◆ Your objective
Copy each line of the listing below exactly.

[START]

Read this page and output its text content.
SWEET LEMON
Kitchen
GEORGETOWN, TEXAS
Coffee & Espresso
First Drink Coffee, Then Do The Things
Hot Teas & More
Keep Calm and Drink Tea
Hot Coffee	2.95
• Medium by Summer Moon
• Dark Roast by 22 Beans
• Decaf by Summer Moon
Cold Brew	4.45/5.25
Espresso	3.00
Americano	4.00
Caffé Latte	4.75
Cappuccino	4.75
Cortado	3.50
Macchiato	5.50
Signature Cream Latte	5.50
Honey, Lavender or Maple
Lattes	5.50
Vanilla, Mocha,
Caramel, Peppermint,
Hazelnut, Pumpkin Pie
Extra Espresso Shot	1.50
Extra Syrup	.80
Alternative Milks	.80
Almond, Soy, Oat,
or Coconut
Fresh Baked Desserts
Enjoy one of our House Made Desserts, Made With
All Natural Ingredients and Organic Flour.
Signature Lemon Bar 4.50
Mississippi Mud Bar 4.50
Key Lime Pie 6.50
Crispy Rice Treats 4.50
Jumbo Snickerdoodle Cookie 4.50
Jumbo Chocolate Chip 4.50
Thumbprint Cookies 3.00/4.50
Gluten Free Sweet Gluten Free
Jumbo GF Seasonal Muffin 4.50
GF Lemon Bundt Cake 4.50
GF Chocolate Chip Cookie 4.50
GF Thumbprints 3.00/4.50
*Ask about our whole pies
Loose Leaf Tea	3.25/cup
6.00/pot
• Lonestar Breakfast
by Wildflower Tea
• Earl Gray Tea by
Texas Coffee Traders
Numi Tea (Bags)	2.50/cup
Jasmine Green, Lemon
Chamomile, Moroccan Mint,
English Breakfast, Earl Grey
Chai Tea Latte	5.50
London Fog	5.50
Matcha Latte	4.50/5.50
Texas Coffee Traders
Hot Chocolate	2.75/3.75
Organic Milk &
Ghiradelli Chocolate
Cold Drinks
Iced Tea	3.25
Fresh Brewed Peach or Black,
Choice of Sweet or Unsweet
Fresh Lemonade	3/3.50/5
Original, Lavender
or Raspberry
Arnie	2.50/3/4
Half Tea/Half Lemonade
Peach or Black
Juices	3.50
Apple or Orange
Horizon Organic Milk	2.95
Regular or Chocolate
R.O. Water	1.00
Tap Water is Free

[END]

◆ Answer to this problem
Read this page and output its text content.
SWEET LEMON
Kitchen
GEORGETOWN, TEXAS
Coffee & Espresso
First Drink Coffee, Then Do The Things
Hot Teas & More
Keep Calm and Drink Tea
Hot Coffee	2.95
• Medium by Summer Moon
• Dark Roast by 22 Beans
• Decaf by Summer Moon
Cold Brew	4.45/5.25
Espresso	3.00
Americano	4.00
Caffé Latte	4.75
Cappuccino	4.75
Cortado	3.50
Macchiato	5.50
Signature Cream Latte	5.50
Honey, Lavender or Maple
Lattes	5.50
Vanilla, Mocha,
Caramel, Peppermint,
Hazelnut, Pumpkin Pie
Extra Espresso Shot	1.50
Extra Syrup	.80
Alternative Milks	.80
Almond, Soy, Oat,
or Coconut
Fresh Baked Desserts
Enjoy one of our House Made Desserts, Made With
All Natural Ingredients and Organic Flour.
Signature Lemon Bar 4.50
Mississippi Mud Bar 4.50
Key Lime Pie 6.50
Crispy Rice Treats 4.50
Jumbo Snickerdoodle Cookie 4.50
Jumbo Chocolate Chip 4.50
Thumbprint Cookies 3.00/4.50
Gluten Free Sweet Gluten Free
Jumbo GF Seasonal Muffin 4.50
GF Lemon Bundt Cake 4.50
GF Chocolate Chip Cookie 4.50
GF Thumbprints 3.00/4.50
*Ask about our whole pies
Loose Leaf Tea	3.25/cup
6.00/pot
• Lonestar Breakfast
by Wildflower Tea
• Earl Gray Tea by
Texas Coffee Traders
Numi Tea (Bags)	2.50/cup
Jasmine Green, Lemon
Chamomile, Moroccan Mint,
English Breakfast, Earl Grey
Chai Tea Latte	5.50
London Fog	5.50
Matcha Latte	4.50/5.50
Texas Coffee Traders
Hot Chocolate	2.75/3.75
Organic Milk &
Ghiradelli Chocolate
Cold Drinks
Iced Tea	3.25
Fresh Brewed Peach or Black,
Choice of Sweet or Unsweet
Fresh Lemonade	3/3.50/5
Original, Lavender
or Raspberry
Arnie	2.50/3/4
Half Tea/Half Lemonade
Peach or Black
Juices	3.50
Apple or Orange
Horizon Organic Milk	2.95
Regular or Chocolate
R.O. Water	1.00
Tap Water is Free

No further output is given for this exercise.